* Aim of the task:
Scan the data. Collect each line that contains the word "source".

* Exercise inputs:

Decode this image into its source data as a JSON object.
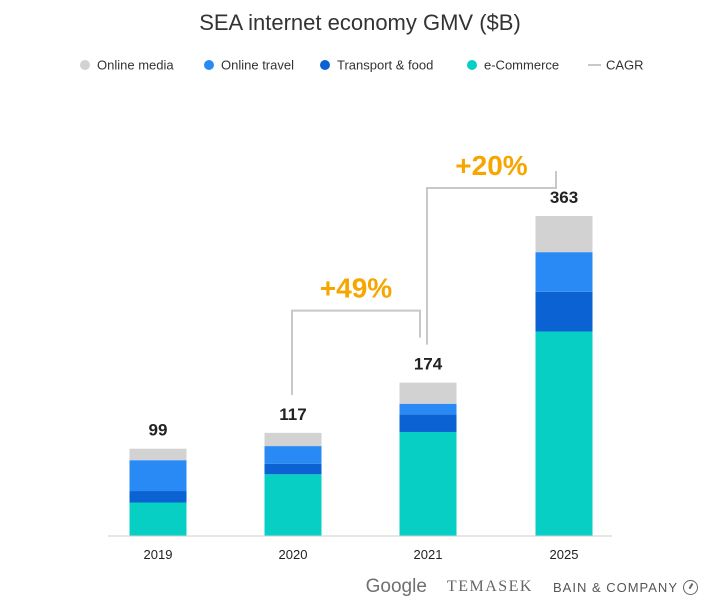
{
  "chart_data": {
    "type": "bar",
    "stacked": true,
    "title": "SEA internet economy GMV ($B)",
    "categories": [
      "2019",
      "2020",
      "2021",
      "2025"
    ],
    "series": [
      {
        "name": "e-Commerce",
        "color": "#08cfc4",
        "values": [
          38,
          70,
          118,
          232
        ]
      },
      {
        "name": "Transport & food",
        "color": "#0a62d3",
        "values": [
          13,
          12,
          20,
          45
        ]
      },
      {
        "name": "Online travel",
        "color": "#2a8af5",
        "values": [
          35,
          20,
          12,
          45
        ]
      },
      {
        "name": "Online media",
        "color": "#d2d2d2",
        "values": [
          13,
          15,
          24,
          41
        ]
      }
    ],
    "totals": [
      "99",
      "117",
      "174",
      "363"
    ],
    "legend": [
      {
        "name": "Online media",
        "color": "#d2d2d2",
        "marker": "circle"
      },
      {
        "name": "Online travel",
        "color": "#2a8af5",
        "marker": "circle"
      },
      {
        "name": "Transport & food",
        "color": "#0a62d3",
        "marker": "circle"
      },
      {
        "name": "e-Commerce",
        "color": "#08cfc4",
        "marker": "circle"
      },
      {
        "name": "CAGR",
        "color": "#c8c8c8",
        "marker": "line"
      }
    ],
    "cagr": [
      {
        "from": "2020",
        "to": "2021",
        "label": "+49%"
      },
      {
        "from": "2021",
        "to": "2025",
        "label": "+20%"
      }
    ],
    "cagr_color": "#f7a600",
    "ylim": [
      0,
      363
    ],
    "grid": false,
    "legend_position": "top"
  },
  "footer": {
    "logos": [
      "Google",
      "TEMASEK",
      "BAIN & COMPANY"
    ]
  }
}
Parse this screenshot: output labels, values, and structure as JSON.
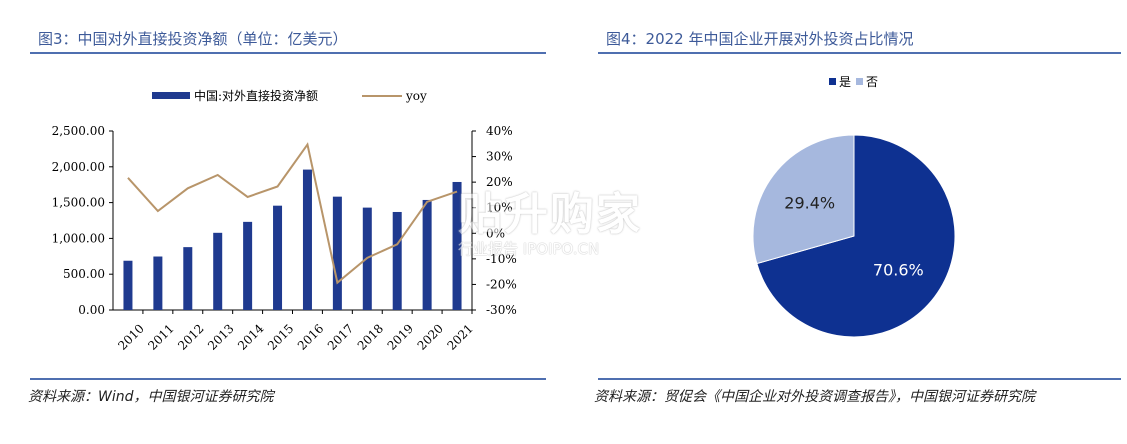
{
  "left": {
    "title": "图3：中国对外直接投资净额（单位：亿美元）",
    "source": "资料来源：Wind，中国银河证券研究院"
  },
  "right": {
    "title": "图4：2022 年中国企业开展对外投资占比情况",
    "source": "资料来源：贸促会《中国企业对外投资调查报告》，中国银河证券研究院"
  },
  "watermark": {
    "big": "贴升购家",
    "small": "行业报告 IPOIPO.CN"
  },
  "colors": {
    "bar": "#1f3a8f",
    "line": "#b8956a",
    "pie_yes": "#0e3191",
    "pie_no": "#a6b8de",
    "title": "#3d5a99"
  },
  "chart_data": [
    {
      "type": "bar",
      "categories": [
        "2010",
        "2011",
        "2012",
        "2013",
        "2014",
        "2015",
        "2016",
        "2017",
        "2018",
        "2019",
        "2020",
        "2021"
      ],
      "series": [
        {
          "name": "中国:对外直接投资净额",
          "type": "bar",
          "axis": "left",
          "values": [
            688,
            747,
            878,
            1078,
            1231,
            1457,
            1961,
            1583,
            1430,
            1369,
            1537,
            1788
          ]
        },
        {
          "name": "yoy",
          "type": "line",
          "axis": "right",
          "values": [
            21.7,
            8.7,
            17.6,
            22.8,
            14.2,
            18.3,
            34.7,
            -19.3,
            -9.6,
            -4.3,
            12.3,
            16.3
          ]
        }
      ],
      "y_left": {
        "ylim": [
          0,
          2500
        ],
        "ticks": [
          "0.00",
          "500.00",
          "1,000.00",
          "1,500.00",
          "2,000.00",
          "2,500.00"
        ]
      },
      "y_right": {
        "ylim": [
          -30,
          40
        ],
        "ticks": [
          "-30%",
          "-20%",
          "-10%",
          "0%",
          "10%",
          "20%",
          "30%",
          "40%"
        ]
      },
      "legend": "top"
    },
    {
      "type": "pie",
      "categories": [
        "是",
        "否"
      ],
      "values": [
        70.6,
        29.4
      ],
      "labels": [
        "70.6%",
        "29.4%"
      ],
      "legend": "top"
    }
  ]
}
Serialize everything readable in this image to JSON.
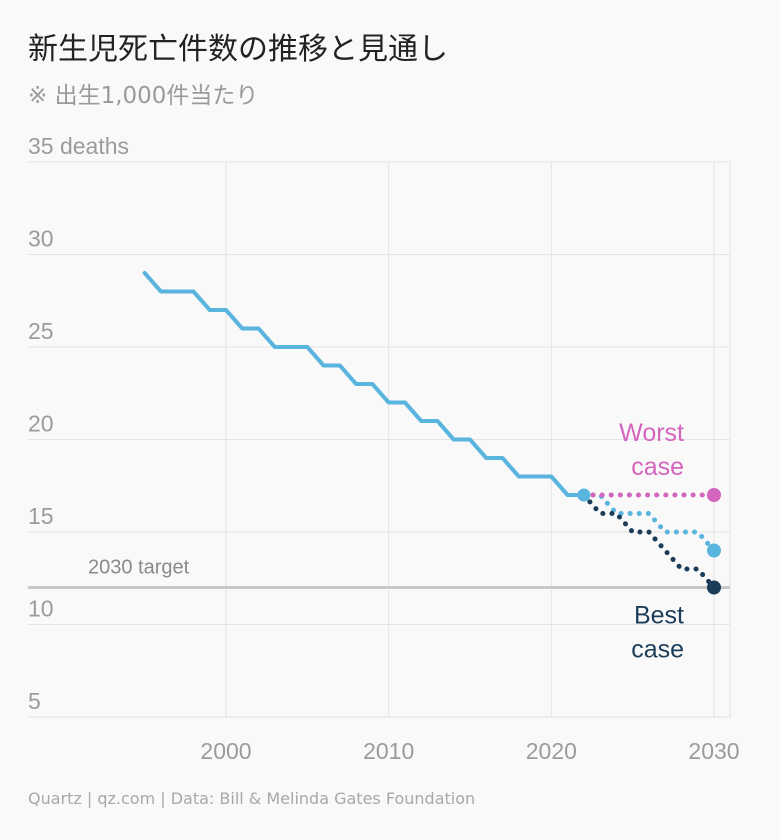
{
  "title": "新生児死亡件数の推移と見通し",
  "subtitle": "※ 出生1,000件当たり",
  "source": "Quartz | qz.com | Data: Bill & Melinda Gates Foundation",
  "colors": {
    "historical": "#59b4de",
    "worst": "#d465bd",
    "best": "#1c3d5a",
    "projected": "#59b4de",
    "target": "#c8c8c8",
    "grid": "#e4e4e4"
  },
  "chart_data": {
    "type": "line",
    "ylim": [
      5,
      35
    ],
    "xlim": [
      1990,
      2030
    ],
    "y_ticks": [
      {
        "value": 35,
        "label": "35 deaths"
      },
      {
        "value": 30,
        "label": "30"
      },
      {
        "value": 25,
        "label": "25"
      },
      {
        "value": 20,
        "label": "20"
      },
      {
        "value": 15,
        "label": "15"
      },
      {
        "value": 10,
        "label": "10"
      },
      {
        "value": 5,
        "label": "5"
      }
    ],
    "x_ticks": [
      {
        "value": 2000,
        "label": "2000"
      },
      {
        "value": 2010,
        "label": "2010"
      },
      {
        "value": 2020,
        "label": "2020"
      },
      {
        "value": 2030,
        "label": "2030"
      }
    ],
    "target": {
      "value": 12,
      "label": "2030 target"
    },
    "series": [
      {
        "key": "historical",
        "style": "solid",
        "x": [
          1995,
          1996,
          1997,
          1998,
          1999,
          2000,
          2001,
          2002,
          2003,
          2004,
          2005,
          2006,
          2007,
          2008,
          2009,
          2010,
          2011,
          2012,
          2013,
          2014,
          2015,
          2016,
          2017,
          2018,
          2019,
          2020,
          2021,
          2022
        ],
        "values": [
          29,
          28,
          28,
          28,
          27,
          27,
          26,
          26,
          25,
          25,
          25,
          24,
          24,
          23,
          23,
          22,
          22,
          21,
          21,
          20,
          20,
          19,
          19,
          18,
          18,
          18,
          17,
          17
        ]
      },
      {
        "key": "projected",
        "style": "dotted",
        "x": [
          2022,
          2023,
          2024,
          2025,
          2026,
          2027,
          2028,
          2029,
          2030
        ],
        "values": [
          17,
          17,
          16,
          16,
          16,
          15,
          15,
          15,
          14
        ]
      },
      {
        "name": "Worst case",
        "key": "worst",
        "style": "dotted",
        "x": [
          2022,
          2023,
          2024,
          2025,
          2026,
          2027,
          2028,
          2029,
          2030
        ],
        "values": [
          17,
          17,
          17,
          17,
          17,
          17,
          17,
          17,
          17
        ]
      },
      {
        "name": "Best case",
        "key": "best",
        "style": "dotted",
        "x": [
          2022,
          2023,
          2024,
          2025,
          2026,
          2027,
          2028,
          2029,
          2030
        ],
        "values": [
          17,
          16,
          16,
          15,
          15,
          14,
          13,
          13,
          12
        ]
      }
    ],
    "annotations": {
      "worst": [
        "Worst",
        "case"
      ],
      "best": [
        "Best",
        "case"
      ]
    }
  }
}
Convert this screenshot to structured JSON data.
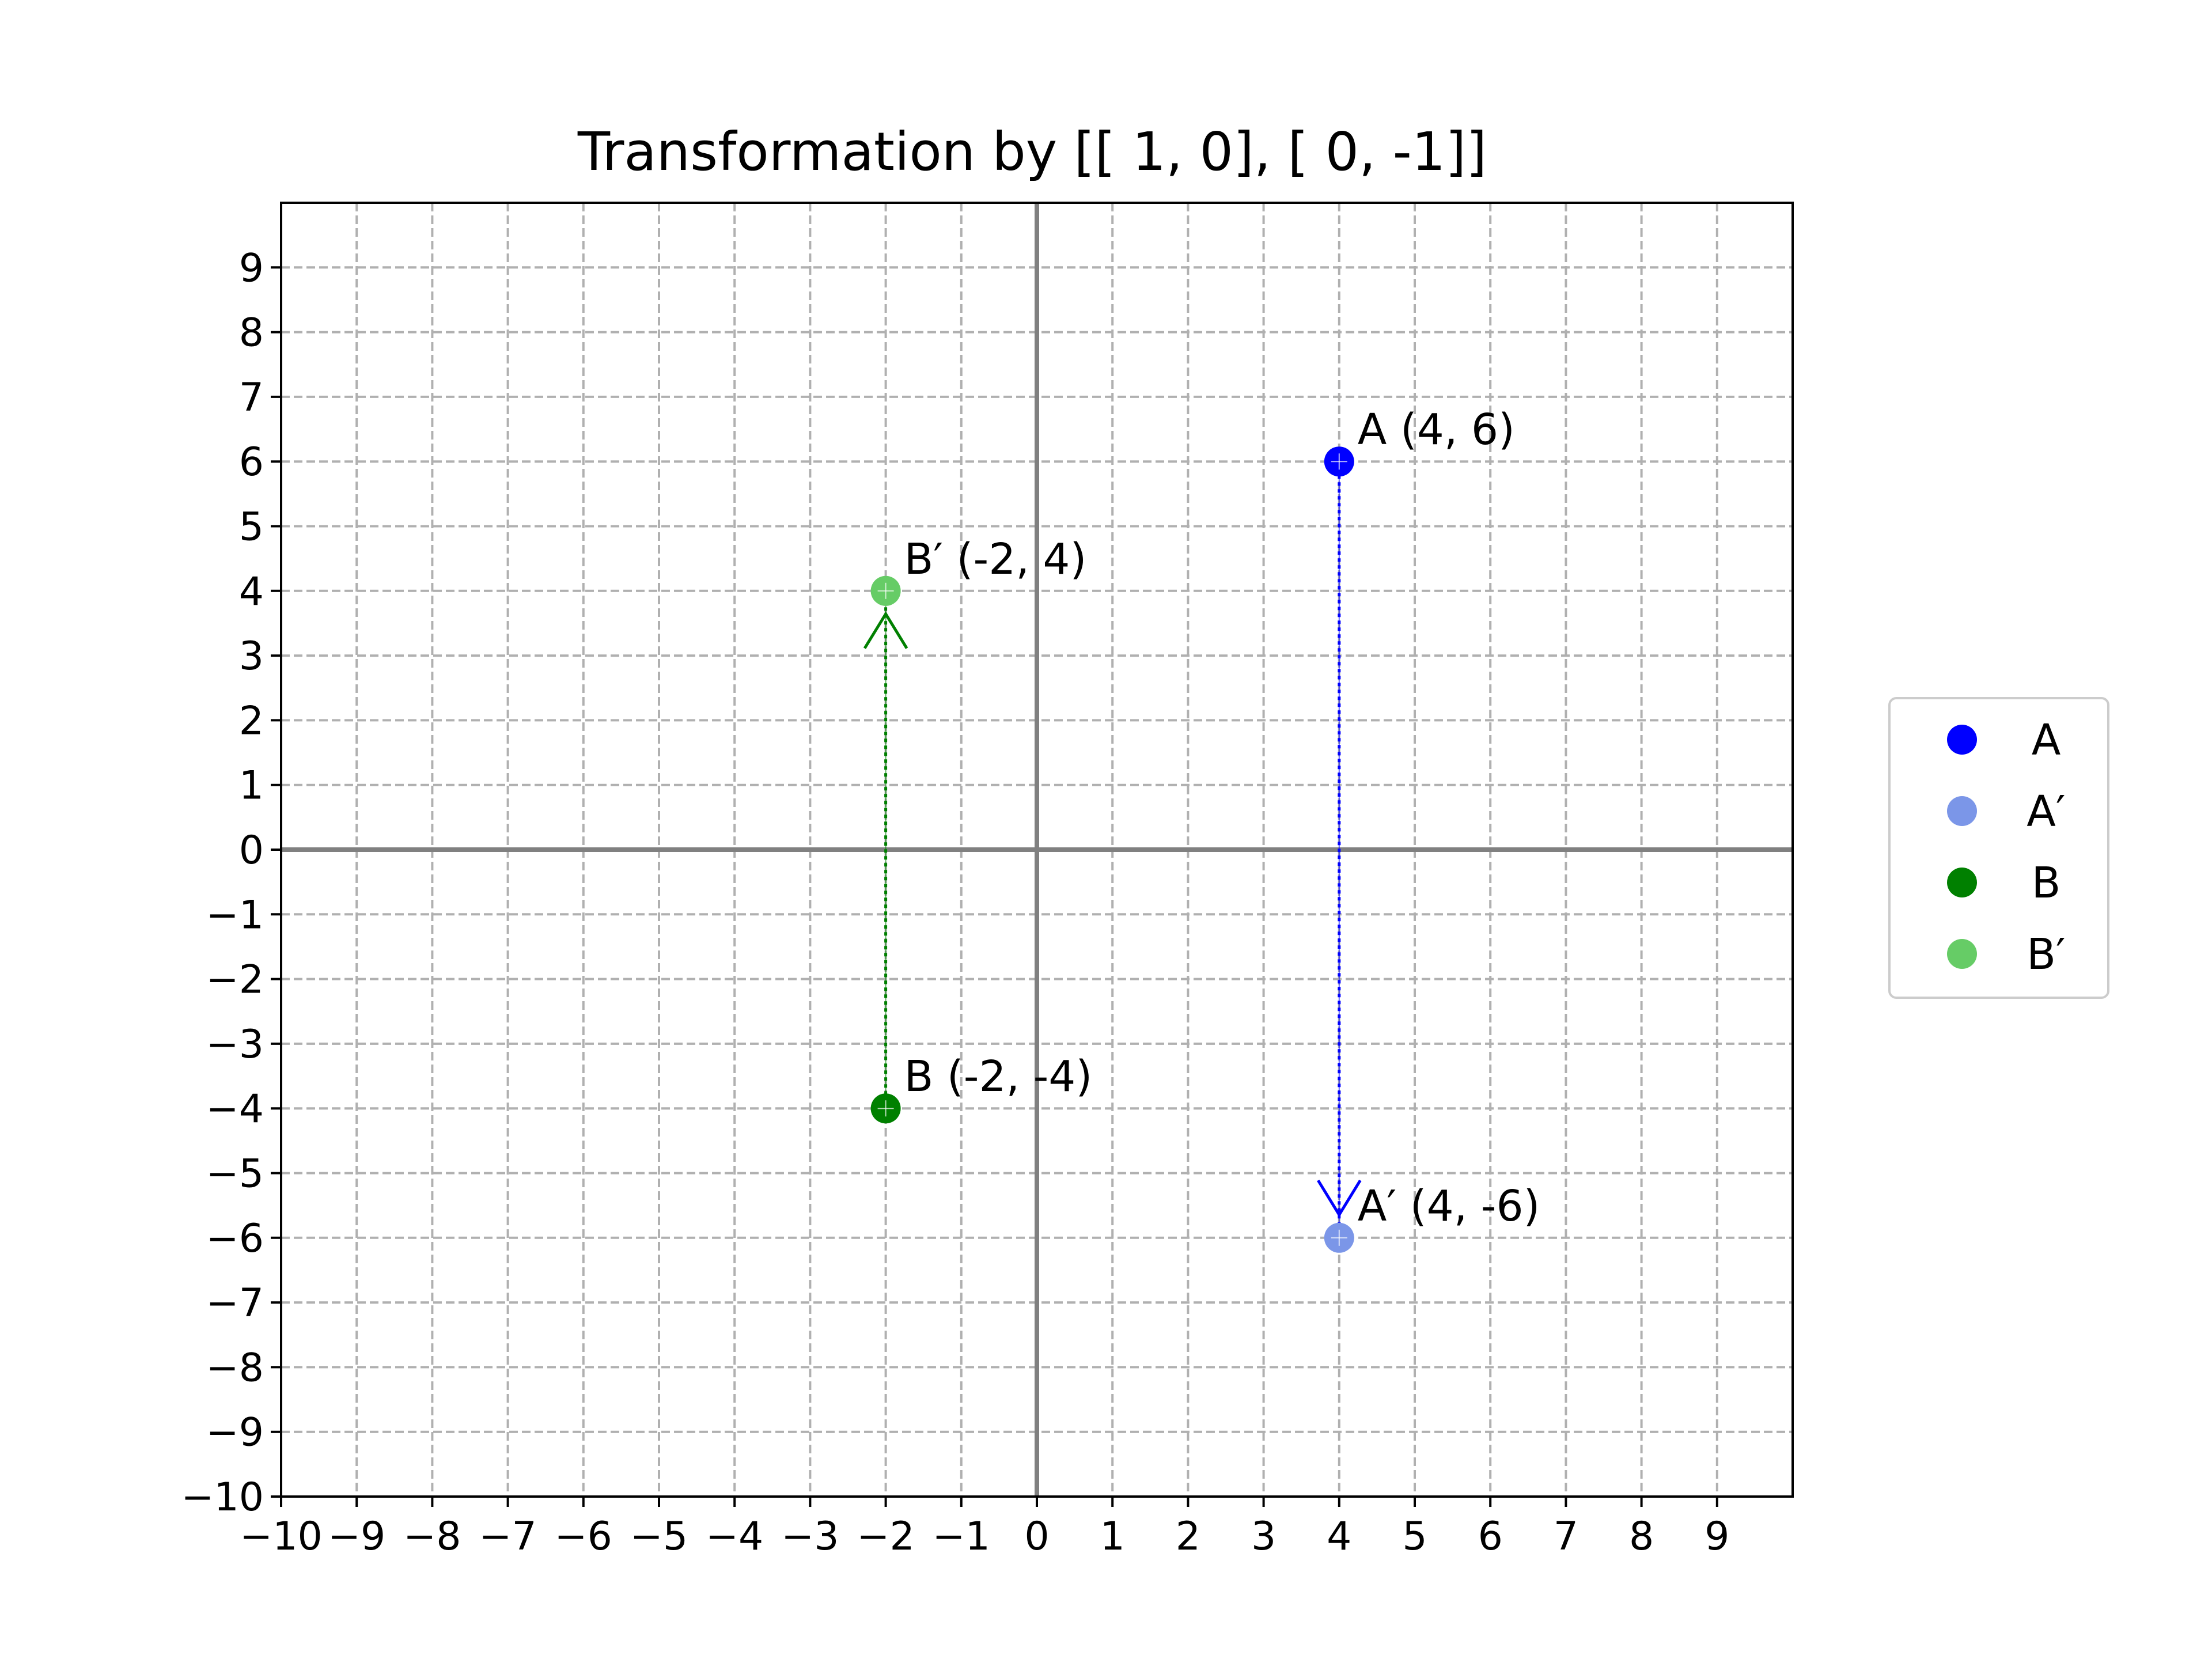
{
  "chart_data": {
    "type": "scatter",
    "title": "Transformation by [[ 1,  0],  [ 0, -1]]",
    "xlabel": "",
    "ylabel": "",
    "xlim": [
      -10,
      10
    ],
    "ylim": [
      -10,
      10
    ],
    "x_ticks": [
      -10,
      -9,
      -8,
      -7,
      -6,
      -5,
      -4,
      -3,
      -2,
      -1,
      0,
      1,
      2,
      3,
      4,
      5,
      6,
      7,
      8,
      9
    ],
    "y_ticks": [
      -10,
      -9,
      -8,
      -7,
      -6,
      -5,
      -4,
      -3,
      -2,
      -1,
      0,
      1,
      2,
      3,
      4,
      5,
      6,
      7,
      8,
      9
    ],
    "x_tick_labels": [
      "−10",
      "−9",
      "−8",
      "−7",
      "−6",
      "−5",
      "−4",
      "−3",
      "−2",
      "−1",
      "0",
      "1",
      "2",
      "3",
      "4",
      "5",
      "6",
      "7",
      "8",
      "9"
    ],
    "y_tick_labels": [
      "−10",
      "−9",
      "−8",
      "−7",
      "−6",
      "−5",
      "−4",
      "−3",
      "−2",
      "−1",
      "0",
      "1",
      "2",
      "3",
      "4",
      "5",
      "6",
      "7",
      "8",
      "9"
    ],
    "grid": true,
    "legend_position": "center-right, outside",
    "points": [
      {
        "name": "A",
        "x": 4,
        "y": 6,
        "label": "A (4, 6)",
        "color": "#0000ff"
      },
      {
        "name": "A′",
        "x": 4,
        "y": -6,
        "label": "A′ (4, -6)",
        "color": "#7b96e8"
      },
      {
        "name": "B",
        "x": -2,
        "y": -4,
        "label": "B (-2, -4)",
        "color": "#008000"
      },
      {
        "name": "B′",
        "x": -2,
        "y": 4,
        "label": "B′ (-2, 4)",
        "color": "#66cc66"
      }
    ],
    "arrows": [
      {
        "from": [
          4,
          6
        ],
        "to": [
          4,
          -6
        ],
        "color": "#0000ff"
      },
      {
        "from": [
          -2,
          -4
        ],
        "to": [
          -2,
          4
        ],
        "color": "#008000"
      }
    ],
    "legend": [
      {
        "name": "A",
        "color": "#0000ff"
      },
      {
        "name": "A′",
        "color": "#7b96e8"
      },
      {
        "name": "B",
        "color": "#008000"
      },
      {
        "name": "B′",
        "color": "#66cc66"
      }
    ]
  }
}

* Reply:
Decode this image into its source data as a JSON object.
    "source": "资料来源：Wind，中国银河证券研究院"
    "source": "资料来源：贸促会《中国企业对外投资调查报告》，中国银河证券研究院"
  "source": "Quartz | qz.com | Data: Bill & Melinda Gates Foundation",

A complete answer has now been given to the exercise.